> **DATASET**
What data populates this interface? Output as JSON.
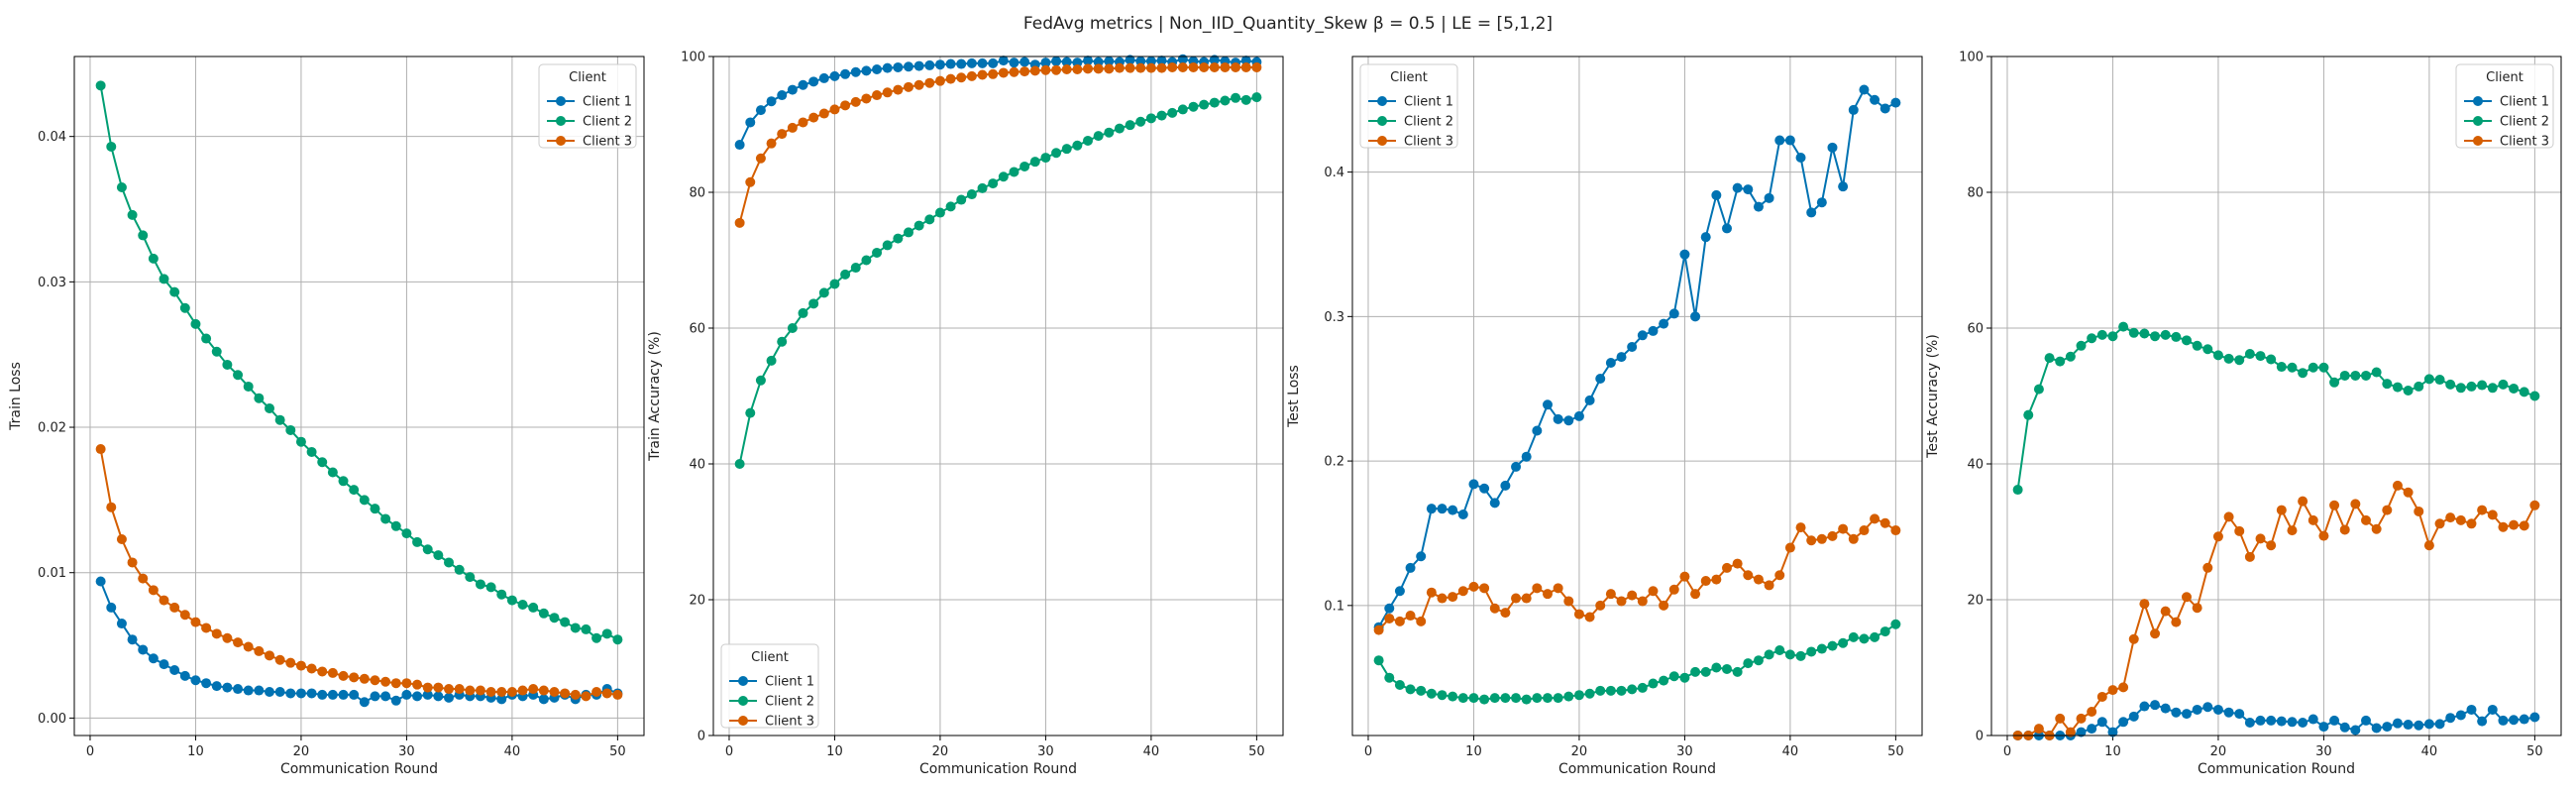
{
  "suptitle": "FedAvg metrics | Non_IID_Quantity_Skew β = 0.5 | LE = [5,1,2]",
  "colors": {
    "Client 1": "#0072b2",
    "Client 2": "#009e73",
    "Client 3": "#d55e00"
  },
  "chart_data": [
    {
      "type": "line",
      "xlabel": "Communication Round",
      "ylabel": "Train Loss",
      "xlim": [
        -1.5,
        52.5
      ],
      "ylim": [
        -0.0012,
        0.0455
      ],
      "xticks": [
        0,
        10,
        20,
        30,
        40,
        50
      ],
      "yticks": [
        0.0,
        0.01,
        0.02,
        0.03,
        0.04
      ],
      "ytick_labels": [
        "0.00",
        "0.01",
        "0.02",
        "0.03",
        "0.04"
      ],
      "legend": {
        "title": "Client",
        "position": "top-right"
      },
      "grid": true,
      "x": [
        1,
        2,
        3,
        4,
        5,
        6,
        7,
        8,
        9,
        10,
        11,
        12,
        13,
        14,
        15,
        16,
        17,
        18,
        19,
        20,
        21,
        22,
        23,
        24,
        25,
        26,
        27,
        28,
        29,
        30,
        31,
        32,
        33,
        34,
        35,
        36,
        37,
        38,
        39,
        40,
        41,
        42,
        43,
        44,
        45,
        46,
        47,
        48,
        49,
        50
      ],
      "series": [
        {
          "name": "Client 1",
          "values": [
            0.0094,
            0.0076,
            0.0065,
            0.0054,
            0.0047,
            0.0041,
            0.0037,
            0.0033,
            0.0029,
            0.0026,
            0.0024,
            0.0022,
            0.0021,
            0.002,
            0.0019,
            0.0019,
            0.0018,
            0.0018,
            0.0017,
            0.0017,
            0.0017,
            0.0016,
            0.0016,
            0.0016,
            0.0016,
            0.0011,
            0.0015,
            0.0015,
            0.0012,
            0.0016,
            0.0015,
            0.0016,
            0.0015,
            0.0014,
            0.0016,
            0.0015,
            0.0015,
            0.0014,
            0.0013,
            0.0016,
            0.0015,
            0.0016,
            0.0013,
            0.0014,
            0.0016,
            0.0013,
            0.0016,
            0.0016,
            0.002,
            0.0017
          ]
        },
        {
          "name": "Client 2",
          "values": [
            0.0435,
            0.0393,
            0.0365,
            0.0346,
            0.0332,
            0.0316,
            0.0302,
            0.0293,
            0.0282,
            0.0271,
            0.0261,
            0.0252,
            0.0243,
            0.0236,
            0.0228,
            0.022,
            0.0213,
            0.0205,
            0.0198,
            0.019,
            0.0183,
            0.0176,
            0.0169,
            0.0163,
            0.0157,
            0.015,
            0.0144,
            0.0137,
            0.0132,
            0.0127,
            0.0121,
            0.0116,
            0.0112,
            0.0107,
            0.0102,
            0.0097,
            0.0092,
            0.009,
            0.0085,
            0.0081,
            0.0078,
            0.0076,
            0.0072,
            0.0069,
            0.0066,
            0.0062,
            0.0061,
            0.0055,
            0.0058,
            0.0054
          ]
        },
        {
          "name": "Client 3",
          "values": [
            0.0185,
            0.0145,
            0.0123,
            0.0107,
            0.0096,
            0.0088,
            0.0081,
            0.0076,
            0.0071,
            0.0066,
            0.0062,
            0.0058,
            0.0055,
            0.0052,
            0.0049,
            0.0046,
            0.0043,
            0.004,
            0.0038,
            0.0036,
            0.0034,
            0.0032,
            0.0031,
            0.0029,
            0.0028,
            0.0027,
            0.0026,
            0.0025,
            0.0024,
            0.0024,
            0.0023,
            0.0021,
            0.0021,
            0.002,
            0.002,
            0.0019,
            0.0019,
            0.0018,
            0.0018,
            0.0018,
            0.0019,
            0.002,
            0.0019,
            0.0018,
            0.0017,
            0.0016,
            0.0015,
            0.0018,
            0.0017,
            0.0016
          ]
        }
      ]
    },
    {
      "type": "line",
      "xlabel": "Communication Round",
      "ylabel": "Train Accuracy (%)",
      "xlim": [
        -1.5,
        52.5
      ],
      "ylim": [
        0,
        100
      ],
      "xticks": [
        0,
        10,
        20,
        30,
        40,
        50
      ],
      "yticks": [
        0,
        20,
        40,
        60,
        80,
        100
      ],
      "ytick_labels": [
        "0",
        "20",
        "40",
        "60",
        "80",
        "100"
      ],
      "legend": {
        "title": "Client",
        "position": "bottom-left"
      },
      "grid": true,
      "x": [
        1,
        2,
        3,
        4,
        5,
        6,
        7,
        8,
        9,
        10,
        11,
        12,
        13,
        14,
        15,
        16,
        17,
        18,
        19,
        20,
        21,
        22,
        23,
        24,
        25,
        26,
        27,
        28,
        29,
        30,
        31,
        32,
        33,
        34,
        35,
        36,
        37,
        38,
        39,
        40,
        41,
        42,
        43,
        44,
        45,
        46,
        47,
        48,
        49,
        50
      ],
      "series": [
        {
          "name": "Client 1",
          "values": [
            87,
            90.3,
            92.1,
            93.4,
            94.3,
            95.1,
            95.8,
            96.3,
            96.8,
            97.1,
            97.4,
            97.7,
            97.9,
            98.1,
            98.3,
            98.4,
            98.5,
            98.6,
            98.7,
            98.8,
            98.9,
            98.9,
            99,
            99,
            99,
            99.4,
            99.1,
            99.2,
            98.8,
            99.1,
            99.3,
            99.2,
            99.1,
            99.4,
            99.2,
            99.3,
            99.2,
            99.5,
            99.3,
            99.3,
            99.4,
            99.2,
            99.6,
            99.3,
            99.2,
            99.5,
            99.3,
            99.1,
            99.4,
            99.2
          ]
        },
        {
          "name": "Client 2",
          "values": [
            40,
            47.5,
            52.3,
            55.2,
            58,
            60,
            62.2,
            63.6,
            65.2,
            66.5,
            67.9,
            68.9,
            70,
            71.1,
            72.2,
            73.2,
            74.1,
            75.1,
            76,
            77,
            77.9,
            78.9,
            79.7,
            80.6,
            81.3,
            82.3,
            83,
            83.8,
            84.5,
            85.1,
            85.8,
            86.4,
            86.9,
            87.6,
            88.3,
            88.8,
            89.4,
            89.9,
            90.4,
            90.9,
            91.3,
            91.7,
            92.2,
            92.6,
            92.9,
            93.2,
            93.5,
            93.9,
            93.6,
            94
          ]
        },
        {
          "name": "Client 3",
          "values": [
            75.5,
            81.5,
            85,
            87.2,
            88.6,
            89.5,
            90.3,
            91,
            91.6,
            92.2,
            92.8,
            93.3,
            93.8,
            94.3,
            94.7,
            95.1,
            95.5,
            95.8,
            96.1,
            96.4,
            96.7,
            96.9,
            97.1,
            97.3,
            97.4,
            97.6,
            97.7,
            97.8,
            97.9,
            98,
            98,
            98.1,
            98.1,
            98.2,
            98.2,
            98.2,
            98.3,
            98.3,
            98.3,
            98.3,
            98.3,
            98.4,
            98.4,
            98.4,
            98.4,
            98.4,
            98.4,
            98.4,
            98.4,
            98.4
          ]
        }
      ]
    },
    {
      "type": "line",
      "xlabel": "Communication Round",
      "ylabel": "Test Loss",
      "xlim": [
        -1.5,
        52.5
      ],
      "ylim": [
        0.01,
        0.48
      ],
      "xticks": [
        0,
        10,
        20,
        30,
        40,
        50
      ],
      "yticks": [
        0.1,
        0.2,
        0.3,
        0.4
      ],
      "ytick_labels": [
        "0.1",
        "0.2",
        "0.3",
        "0.4"
      ],
      "legend": {
        "title": "Client",
        "position": "top-left"
      },
      "grid": true,
      "x": [
        1,
        2,
        3,
        4,
        5,
        6,
        7,
        8,
        9,
        10,
        11,
        12,
        13,
        14,
        15,
        16,
        17,
        18,
        19,
        20,
        21,
        22,
        23,
        24,
        25,
        26,
        27,
        28,
        29,
        30,
        31,
        32,
        33,
        34,
        35,
        36,
        37,
        38,
        39,
        40,
        41,
        42,
        43,
        44,
        45,
        46,
        47,
        48,
        49,
        50
      ],
      "series": [
        {
          "name": "Client 1",
          "values": [
            0.085,
            0.098,
            0.11,
            0.126,
            0.134,
            0.167,
            0.167,
            0.166,
            0.163,
            0.184,
            0.181,
            0.171,
            0.183,
            0.196,
            0.203,
            0.221,
            0.239,
            0.229,
            0.228,
            0.231,
            0.242,
            0.257,
            0.268,
            0.272,
            0.279,
            0.287,
            0.29,
            0.295,
            0.302,
            0.343,
            0.3,
            0.355,
            0.384,
            0.361,
            0.389,
            0.388,
            0.376,
            0.382,
            0.422,
            0.422,
            0.41,
            0.372,
            0.379,
            0.417,
            0.39,
            0.443,
            0.457,
            0.45,
            0.444,
            0.448
          ]
        },
        {
          "name": "Client 2",
          "values": [
            0.062,
            0.05,
            0.045,
            0.042,
            0.041,
            0.039,
            0.038,
            0.037,
            0.036,
            0.036,
            0.035,
            0.036,
            0.036,
            0.036,
            0.035,
            0.036,
            0.036,
            0.036,
            0.037,
            0.038,
            0.039,
            0.041,
            0.041,
            0.041,
            0.042,
            0.043,
            0.046,
            0.048,
            0.051,
            0.05,
            0.054,
            0.054,
            0.057,
            0.056,
            0.054,
            0.06,
            0.062,
            0.066,
            0.069,
            0.066,
            0.065,
            0.068,
            0.07,
            0.072,
            0.074,
            0.078,
            0.077,
            0.078,
            0.082,
            0.087
          ]
        },
        {
          "name": "Client 3",
          "values": [
            0.083,
            0.091,
            0.089,
            0.093,
            0.089,
            0.109,
            0.105,
            0.106,
            0.11,
            0.113,
            0.112,
            0.098,
            0.095,
            0.105,
            0.105,
            0.112,
            0.108,
            0.112,
            0.103,
            0.094,
            0.092,
            0.1,
            0.108,
            0.103,
            0.107,
            0.103,
            0.11,
            0.1,
            0.111,
            0.12,
            0.108,
            0.117,
            0.118,
            0.126,
            0.129,
            0.121,
            0.118,
            0.114,
            0.121,
            0.14,
            0.154,
            0.145,
            0.146,
            0.148,
            0.153,
            0.146,
            0.152,
            0.16,
            0.157,
            0.152
          ]
        }
      ]
    },
    {
      "type": "line",
      "xlabel": "Communication Round",
      "ylabel": "Test Accuracy (%)",
      "xlim": [
        -1.5,
        52.5
      ],
      "ylim": [
        0,
        100
      ],
      "xticks": [
        0,
        10,
        20,
        30,
        40,
        50
      ],
      "yticks": [
        0,
        20,
        40,
        60,
        80,
        100
      ],
      "ytick_labels": [
        "0",
        "20",
        "40",
        "60",
        "80",
        "100"
      ],
      "legend": {
        "title": "Client",
        "position": "top-right"
      },
      "grid": true,
      "x": [
        1,
        2,
        3,
        4,
        5,
        6,
        7,
        8,
        9,
        10,
        11,
        12,
        13,
        14,
        15,
        16,
        17,
        18,
        19,
        20,
        21,
        22,
        23,
        24,
        25,
        26,
        27,
        28,
        29,
        30,
        31,
        32,
        33,
        34,
        35,
        36,
        37,
        38,
        39,
        40,
        41,
        42,
        43,
        44,
        45,
        46,
        47,
        48,
        49,
        50
      ],
      "series": [
        {
          "name": "Client 1",
          "values": [
            0,
            0,
            0,
            0,
            0,
            0,
            0.5,
            1,
            2,
            0.5,
            2,
            2.8,
            4.3,
            4.5,
            4,
            3.4,
            3.2,
            3.8,
            4.2,
            3.8,
            3.4,
            3.2,
            1.9,
            2.2,
            2.2,
            2.1,
            2,
            1.9,
            2.4,
            1.3,
            2.2,
            1.2,
            0.8,
            2.2,
            1.1,
            1.3,
            1.8,
            1.6,
            1.5,
            1.7,
            1.7,
            2.6,
            3,
            3.8,
            2.1,
            3.8,
            2.2,
            2.3,
            2.4,
            2.7
          ]
        },
        {
          "name": "Client 2",
          "values": [
            36.2,
            47.2,
            51,
            55.6,
            55.1,
            55.8,
            57.4,
            58.5,
            59,
            58.8,
            60.2,
            59.3,
            59.2,
            58.8,
            59,
            58.7,
            58.2,
            57.4,
            56.9,
            56,
            55.5,
            55.3,
            56.2,
            55.9,
            55.4,
            54.3,
            54.2,
            53.4,
            54.2,
            54.2,
            52,
            53,
            53,
            53,
            53.5,
            51.8,
            51.3,
            50.8,
            51.4,
            52.5,
            52.4,
            51.7,
            51.2,
            51.4,
            51.6,
            51.2,
            51.7,
            51.1,
            50.6,
            50
          ]
        },
        {
          "name": "Client 3",
          "values": [
            0,
            0,
            1,
            0,
            2.5,
            0.5,
            2.5,
            3.5,
            5.7,
            6.7,
            7.1,
            14.2,
            19.4,
            15,
            18.3,
            16.7,
            20.4,
            18.8,
            24.7,
            29.3,
            32.2,
            30.1,
            26.3,
            29,
            28,
            33.2,
            30.2,
            34.5,
            31.7,
            29.4,
            33.9,
            30.3,
            34.1,
            31.7,
            30.4,
            33.2,
            36.8,
            35.8,
            33,
            28,
            31.2,
            32.1,
            31.7,
            31.2,
            33.2,
            32.5,
            30.7,
            31,
            30.9,
            33.9
          ]
        }
      ]
    }
  ]
}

> **STATED PROBLEM**
What is the number of lines in the records that contain "ylabel"? Give that number only.

> **EXERCISE RESPONSE**
4